[START OF RECORDS FOR THIS EXERCISE]

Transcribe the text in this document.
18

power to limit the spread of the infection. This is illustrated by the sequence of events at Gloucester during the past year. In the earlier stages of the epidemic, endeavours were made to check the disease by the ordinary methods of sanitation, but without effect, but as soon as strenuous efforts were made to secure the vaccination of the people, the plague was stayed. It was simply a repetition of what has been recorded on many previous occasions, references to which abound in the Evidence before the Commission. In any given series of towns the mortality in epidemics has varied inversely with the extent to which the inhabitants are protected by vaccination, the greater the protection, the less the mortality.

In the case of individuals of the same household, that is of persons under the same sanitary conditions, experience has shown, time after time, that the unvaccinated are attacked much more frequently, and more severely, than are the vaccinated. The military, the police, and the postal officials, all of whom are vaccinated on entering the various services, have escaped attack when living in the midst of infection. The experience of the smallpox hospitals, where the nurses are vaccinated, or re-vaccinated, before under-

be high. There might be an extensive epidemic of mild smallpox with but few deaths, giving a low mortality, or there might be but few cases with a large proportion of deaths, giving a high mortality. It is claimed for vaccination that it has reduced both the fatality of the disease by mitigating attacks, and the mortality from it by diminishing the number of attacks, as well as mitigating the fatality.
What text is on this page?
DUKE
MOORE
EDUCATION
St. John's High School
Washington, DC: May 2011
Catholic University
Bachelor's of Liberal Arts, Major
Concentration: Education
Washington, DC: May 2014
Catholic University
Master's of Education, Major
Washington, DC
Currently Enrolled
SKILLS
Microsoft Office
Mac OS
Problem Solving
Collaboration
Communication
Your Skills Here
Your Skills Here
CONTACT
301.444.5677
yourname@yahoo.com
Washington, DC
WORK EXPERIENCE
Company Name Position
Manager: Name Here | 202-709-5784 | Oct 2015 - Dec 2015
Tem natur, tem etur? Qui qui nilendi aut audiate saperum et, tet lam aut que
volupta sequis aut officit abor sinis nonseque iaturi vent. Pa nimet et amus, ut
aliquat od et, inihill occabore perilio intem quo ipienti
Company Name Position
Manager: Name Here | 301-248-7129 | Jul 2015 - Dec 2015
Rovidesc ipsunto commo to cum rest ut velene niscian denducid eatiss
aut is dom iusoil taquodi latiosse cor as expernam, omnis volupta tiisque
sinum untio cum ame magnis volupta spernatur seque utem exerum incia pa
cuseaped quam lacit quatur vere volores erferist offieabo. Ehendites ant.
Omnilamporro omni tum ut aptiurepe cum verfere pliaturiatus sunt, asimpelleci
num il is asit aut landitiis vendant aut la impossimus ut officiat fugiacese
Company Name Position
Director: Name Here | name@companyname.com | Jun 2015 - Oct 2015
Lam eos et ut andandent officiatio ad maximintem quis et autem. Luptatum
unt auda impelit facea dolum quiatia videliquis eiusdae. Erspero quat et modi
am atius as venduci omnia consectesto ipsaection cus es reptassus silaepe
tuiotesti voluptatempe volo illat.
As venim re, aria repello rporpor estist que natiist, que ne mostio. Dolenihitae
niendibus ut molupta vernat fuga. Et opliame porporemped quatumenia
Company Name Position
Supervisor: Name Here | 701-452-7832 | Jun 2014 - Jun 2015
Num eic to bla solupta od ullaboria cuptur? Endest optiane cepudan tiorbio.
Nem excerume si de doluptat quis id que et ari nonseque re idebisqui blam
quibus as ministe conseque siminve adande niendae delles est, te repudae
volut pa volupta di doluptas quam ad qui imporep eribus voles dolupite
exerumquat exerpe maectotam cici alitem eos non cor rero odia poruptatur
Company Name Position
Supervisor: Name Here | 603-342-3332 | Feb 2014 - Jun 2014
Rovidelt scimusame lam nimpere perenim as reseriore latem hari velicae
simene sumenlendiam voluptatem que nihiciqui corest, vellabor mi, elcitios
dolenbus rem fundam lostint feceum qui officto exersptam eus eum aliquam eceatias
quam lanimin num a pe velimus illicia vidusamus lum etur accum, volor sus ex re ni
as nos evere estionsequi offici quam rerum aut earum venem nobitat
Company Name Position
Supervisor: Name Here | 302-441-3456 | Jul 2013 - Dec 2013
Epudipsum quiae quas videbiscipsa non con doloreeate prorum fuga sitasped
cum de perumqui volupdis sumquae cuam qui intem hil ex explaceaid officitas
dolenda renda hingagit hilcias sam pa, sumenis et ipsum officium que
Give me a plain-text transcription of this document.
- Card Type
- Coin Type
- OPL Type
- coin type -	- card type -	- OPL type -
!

[END OF RECORDS FOR THIS EXERCISE]

## INSTRUCTION
Send back every record, precisely as written.

## PROBLEM SOLUTION
Transcribe the text in this document.
18

power to limit the spread of the infection. This is illustrated by the sequence of events at Gloucester during the past year. In the earlier stages of the epidemic, endeavours were made to check the disease by the ordinary methods of sanitation, but without effect, but as soon as strenuous efforts were made to secure the vaccination of the people, the plague was stayed. It was simply a repetition of what has been recorded on many previous occasions, references to which abound in the Evidence before the Commission. In any given series of towns the mortality in epidemics has varied inversely with the extent to which the inhabitants are protected by vaccination, the greater the protection, the less the mortality.

In the case of individuals of the same household, that is of persons under the same sanitary conditions, experience has shown, time after time, that the unvaccinated are attacked much more frequently, and more severely, than are the vaccinated. The military, the police, and the postal officials, all of whom are vaccinated on entering the various services, have escaped attack when living in the midst of infection. The experience of the smallpox hospitals, where the nurses are vaccinated, or re-vaccinated, before under-

be high. There might be an extensive epidemic of mild smallpox with but few deaths, giving a low mortality, or there might be but few cases with a large proportion of deaths, giving a high mortality. It is claimed for vaccination that it has reduced both the fatality of the disease by mitigating attacks, and the mortality from it by diminishing the number of attacks, as well as mitigating the fatality.
What text is on this page?
DUKE
MOORE
EDUCATION
St. John's High School
Washington, DC: May 2011
Catholic University
Bachelor's of Liberal Arts, Major
Concentration: Education
Washington, DC: May 2014
Catholic University
Master's of Education, Major
Washington, DC
Currently Enrolled
SKILLS
Microsoft Office
Mac OS
Problem Solving
Collaboration
Communication
Your Skills Here
Your Skills Here
CONTACT
301.444.5677
yourname@yahoo.com
Washington, DC
WORK EXPERIENCE
Company Name Position
Manager: Name Here | 202-709-5784 | Oct 2015 - Dec 2015
Tem natur, tem etur? Qui qui nilendi aut audiate saperum et, tet lam aut que
volupta sequis aut officit abor sinis nonseque iaturi vent. Pa nimet et amus, ut
aliquat od et, inihill occabore perilio intem quo ipienti
Company Name Position
Manager: Name Here | 301-248-7129 | Jul 2015 - Dec 2015
Rovidesc ipsunto commo to cum rest ut velene niscian denducid eatiss
aut is dom iusoil taquodi latiosse cor as expernam, omnis volupta tiisque
sinum untio cum ame magnis volupta spernatur seque utem exerum incia pa
cuseaped quam lacit quatur vere volores erferist offieabo. Ehendites ant.
Omnilamporro omni tum ut aptiurepe cum verfere pliaturiatus sunt, asimpelleci
num il is asit aut landitiis vendant aut la impossimus ut officiat fugiacese
Company Name Position
Director: Name Here | name@companyname.com | Jun 2015 - Oct 2015
Lam eos et ut andandent officiatio ad maximintem quis et autem. Luptatum
unt auda impelit facea dolum quiatia videliquis eiusdae. Erspero quat et modi
am atius as venduci omnia consectesto ipsaection cus es reptassus silaepe
tuiotesti voluptatempe volo illat.
As venim re, aria repello rporpor estist que natiist, que ne mostio. Dolenihitae
niendibus ut molupta vernat fuga. Et opliame porporemped quatumenia
Company Name Position
Supervisor: Name Here | 701-452-7832 | Jun 2014 - Jun 2015
Num eic to bla solupta od ullaboria cuptur? Endest optiane cepudan tiorbio.
Nem excerume si de doluptat quis id que et ari nonseque re idebisqui blam
quibus as ministe conseque siminve adande niendae delles est, te repudae
volut pa volupta di doluptas quam ad qui imporep eribus voles dolupite
exerumquat exerpe maectotam cici alitem eos non cor rero odia poruptatur
Company Name Position
Supervisor: Name Here | 603-342-3332 | Feb 2014 - Jun 2014
Rovidelt scimusame lam nimpere perenim as reseriore latem hari velicae
simene sumenlendiam voluptatem que nihiciqui corest, vellabor mi, elcitios
dolenbus rem fundam lostint feceum qui officto exersptam eus eum aliquam eceatias
quam lanimin num a pe velimus illicia vidusamus lum etur accum, volor sus ex re ni
as nos evere estionsequi offici quam rerum aut earum venem nobitat
Company Name Position
Supervisor: Name Here | 302-441-3456 | Jul 2013 - Dec 2013
Epudipsum quiae quas videbiscipsa non con doloreeate prorum fuga sitasped
cum de perumqui volupdis sumquae cuam qui intem hil ex explaceaid officitas
dolenda renda hingagit hilcias sam pa, sumenis et ipsum officium que
Give me a plain-text transcription of this document.
- Card Type
- Coin Type
- OPL Type
- coin type -	- card type -	- OPL type -
!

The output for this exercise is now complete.